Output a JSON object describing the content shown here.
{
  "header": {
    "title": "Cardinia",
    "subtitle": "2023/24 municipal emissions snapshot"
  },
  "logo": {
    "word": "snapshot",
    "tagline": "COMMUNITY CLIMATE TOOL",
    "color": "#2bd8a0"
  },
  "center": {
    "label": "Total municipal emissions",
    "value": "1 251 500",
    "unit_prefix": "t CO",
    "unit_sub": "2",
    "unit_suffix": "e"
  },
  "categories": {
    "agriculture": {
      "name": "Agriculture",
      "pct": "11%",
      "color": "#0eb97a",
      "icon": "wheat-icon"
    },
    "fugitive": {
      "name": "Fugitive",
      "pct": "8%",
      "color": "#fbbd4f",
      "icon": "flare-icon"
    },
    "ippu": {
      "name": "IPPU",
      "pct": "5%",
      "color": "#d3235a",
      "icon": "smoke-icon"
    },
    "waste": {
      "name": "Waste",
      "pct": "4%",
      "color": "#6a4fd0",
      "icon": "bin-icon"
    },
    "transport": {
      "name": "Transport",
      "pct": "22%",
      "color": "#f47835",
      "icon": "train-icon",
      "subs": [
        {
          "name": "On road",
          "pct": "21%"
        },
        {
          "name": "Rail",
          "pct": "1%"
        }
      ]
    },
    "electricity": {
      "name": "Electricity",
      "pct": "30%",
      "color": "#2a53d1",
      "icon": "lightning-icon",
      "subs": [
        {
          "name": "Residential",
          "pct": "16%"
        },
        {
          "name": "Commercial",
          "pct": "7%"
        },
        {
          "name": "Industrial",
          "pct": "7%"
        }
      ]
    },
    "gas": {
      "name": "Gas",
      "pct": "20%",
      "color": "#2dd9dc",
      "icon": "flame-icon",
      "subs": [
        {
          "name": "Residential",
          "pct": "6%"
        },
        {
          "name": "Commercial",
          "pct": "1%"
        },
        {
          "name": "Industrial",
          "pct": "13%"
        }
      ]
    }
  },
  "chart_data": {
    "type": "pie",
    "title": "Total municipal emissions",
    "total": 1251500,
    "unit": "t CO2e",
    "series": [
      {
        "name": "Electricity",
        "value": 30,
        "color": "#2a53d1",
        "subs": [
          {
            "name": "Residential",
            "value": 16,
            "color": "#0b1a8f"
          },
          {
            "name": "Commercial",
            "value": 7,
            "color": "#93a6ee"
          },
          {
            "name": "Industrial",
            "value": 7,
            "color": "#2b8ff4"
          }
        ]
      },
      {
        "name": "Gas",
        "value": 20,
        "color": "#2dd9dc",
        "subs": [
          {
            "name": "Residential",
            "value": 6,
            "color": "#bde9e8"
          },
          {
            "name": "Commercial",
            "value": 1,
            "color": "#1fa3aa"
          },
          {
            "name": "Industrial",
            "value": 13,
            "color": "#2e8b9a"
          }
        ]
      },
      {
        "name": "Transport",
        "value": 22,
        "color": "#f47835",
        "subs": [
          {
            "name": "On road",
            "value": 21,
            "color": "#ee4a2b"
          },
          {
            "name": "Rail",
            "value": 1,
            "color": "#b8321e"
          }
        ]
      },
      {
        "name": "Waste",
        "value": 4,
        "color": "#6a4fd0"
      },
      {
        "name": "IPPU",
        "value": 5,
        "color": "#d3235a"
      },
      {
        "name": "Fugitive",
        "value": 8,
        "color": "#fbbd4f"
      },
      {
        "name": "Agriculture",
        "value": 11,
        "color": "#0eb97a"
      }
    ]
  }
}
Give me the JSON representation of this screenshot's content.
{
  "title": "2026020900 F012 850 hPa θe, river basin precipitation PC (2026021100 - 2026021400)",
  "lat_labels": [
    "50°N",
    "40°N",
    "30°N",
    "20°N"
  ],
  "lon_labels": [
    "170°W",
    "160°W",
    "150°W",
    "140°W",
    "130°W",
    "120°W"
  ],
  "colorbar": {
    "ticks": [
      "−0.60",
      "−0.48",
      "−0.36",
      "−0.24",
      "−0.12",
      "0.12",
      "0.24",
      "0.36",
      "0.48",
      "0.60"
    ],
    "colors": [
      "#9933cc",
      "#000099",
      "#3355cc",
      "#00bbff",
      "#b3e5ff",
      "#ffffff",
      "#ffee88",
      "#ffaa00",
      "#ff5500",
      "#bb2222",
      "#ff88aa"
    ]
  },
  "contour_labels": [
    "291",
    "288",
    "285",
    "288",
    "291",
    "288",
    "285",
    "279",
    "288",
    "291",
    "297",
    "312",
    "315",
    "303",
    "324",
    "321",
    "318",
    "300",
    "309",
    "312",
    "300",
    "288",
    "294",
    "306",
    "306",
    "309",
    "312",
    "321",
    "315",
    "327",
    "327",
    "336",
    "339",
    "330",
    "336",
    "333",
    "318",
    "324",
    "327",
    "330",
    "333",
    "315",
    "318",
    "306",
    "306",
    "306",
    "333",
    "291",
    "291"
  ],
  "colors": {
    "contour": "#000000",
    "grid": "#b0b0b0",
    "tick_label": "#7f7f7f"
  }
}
# # # #
Make an exact copy of every line in the data.

# Expected answer
Output a JSON object describing the content shown here.
{
  "header": {
    "title": "Cardinia",
    "subtitle": "2023/24 municipal emissions snapshot"
  },
  "logo": {
    "word": "snapshot",
    "tagline": "COMMUNITY CLIMATE TOOL",
    "color": "#2bd8a0"
  },
  "center": {
    "label": "Total municipal emissions",
    "value": "1 251 500",
    "unit_prefix": "t CO",
    "unit_sub": "2",
    "unit_suffix": "e"
  },
  "categories": {
    "agriculture": {
      "name": "Agriculture",
      "pct": "11%",
      "color": "#0eb97a",
      "icon": "wheat-icon"
    },
    "fugitive": {
      "name": "Fugitive",
      "pct": "8%",
      "color": "#fbbd4f",
      "icon": "flare-icon"
    },
    "ippu": {
      "name": "IPPU",
      "pct": "5%",
      "color": "#d3235a",
      "icon": "smoke-icon"
    },
    "waste": {
      "name": "Waste",
      "pct": "4%",
      "color": "#6a4fd0",
      "icon": "bin-icon"
    },
    "transport": {
      "name": "Transport",
      "pct": "22%",
      "color": "#f47835",
      "icon": "train-icon",
      "subs": [
        {
          "name": "On road",
          "pct": "21%"
        },
        {
          "name": "Rail",
          "pct": "1%"
        }
      ]
    },
    "electricity": {
      "name": "Electricity",
      "pct": "30%",
      "color": "#2a53d1",
      "icon": "lightning-icon",
      "subs": [
        {
          "name": "Residential",
          "pct": "16%"
        },
        {
          "name": "Commercial",
          "pct": "7%"
        },
        {
          "name": "Industrial",
          "pct": "7%"
        }
      ]
    },
    "gas": {
      "name": "Gas",
      "pct": "20%",
      "color": "#2dd9dc",
      "icon": "flame-icon",
      "subs": [
        {
          "name": "Residential",
          "pct": "6%"
        },
        {
          "name": "Commercial",
          "pct": "1%"
        },
        {
          "name": "Industrial",
          "pct": "13%"
        }
      ]
    }
  },
  "chart_data": {
    "type": "pie",
    "title": "Total municipal emissions",
    "total": 1251500,
    "unit": "t CO2e",
    "series": [
      {
        "name": "Electricity",
        "value": 30,
        "color": "#2a53d1",
        "subs": [
          {
            "name": "Residential",
            "value": 16,
            "color": "#0b1a8f"
          },
          {
            "name": "Commercial",
            "value": 7,
            "color": "#93a6ee"
          },
          {
            "name": "Industrial",
            "value": 7,
            "color": "#2b8ff4"
          }
        ]
      },
      {
        "name": "Gas",
        "value": 20,
        "color": "#2dd9dc",
        "subs": [
          {
            "name": "Residential",
            "value": 6,
            "color": "#bde9e8"
          },
          {
            "name": "Commercial",
            "value": 1,
            "color": "#1fa3aa"
          },
          {
            "name": "Industrial",
            "value": 13,
            "color": "#2e8b9a"
          }
        ]
      },
      {
        "name": "Transport",
        "value": 22,
        "color": "#f47835",
        "subs": [
          {
            "name": "On road",
            "value": 21,
            "color": "#ee4a2b"
          },
          {
            "name": "Rail",
            "value": 1,
            "color": "#b8321e"
          }
        ]
      },
      {
        "name": "Waste",
        "value": 4,
        "color": "#6a4fd0"
      },
      {
        "name": "IPPU",
        "value": 5,
        "color": "#d3235a"
      },
      {
        "name": "Fugitive",
        "value": 8,
        "color": "#fbbd4f"
      },
      {
        "name": "Agriculture",
        "value": 11,
        "color": "#0eb97a"
      }
    ]
  }
}
Give me the JSON representation of this screenshot's content.
{
  "title": "2026020900 F012 850 hPa θe, river basin precipitation PC (2026021100 - 2026021400)",
  "lat_labels": [
    "50°N",
    "40°N",
    "30°N",
    "20°N"
  ],
  "lon_labels": [
    "170°W",
    "160°W",
    "150°W",
    "140°W",
    "130°W",
    "120°W"
  ],
  "colorbar": {
    "ticks": [
      "−0.60",
      "−0.48",
      "−0.36",
      "−0.24",
      "−0.12",
      "0.12",
      "0.24",
      "0.36",
      "0.48",
      "0.60"
    ],
    "colors": [
      "#9933cc",
      "#000099",
      "#3355cc",
      "#00bbff",
      "#b3e5ff",
      "#ffffff",
      "#ffee88",
      "#ffaa00",
      "#ff5500",
      "#bb2222",
      "#ff88aa"
    ]
  },
  "contour_labels": [
    "291",
    "288",
    "285",
    "288",
    "291",
    "288",
    "285",
    "279",
    "288",
    "291",
    "297",
    "312",
    "315",
    "303",
    "324",
    "321",
    "318",
    "300",
    "309",
    "312",
    "300",
    "288",
    "294",
    "306",
    "306",
    "309",
    "312",
    "321",
    "315",
    "327",
    "327",
    "336",
    "339",
    "330",
    "336",
    "333",
    "318",
    "324",
    "327",
    "330",
    "333",
    "315",
    "318",
    "306",
    "306",
    "306",
    "333",
    "291",
    "291"
  ],
  "colors": {
    "contour": "#000000",
    "grid": "#b0b0b0",
    "tick_label": "#7f7f7f"
  }
}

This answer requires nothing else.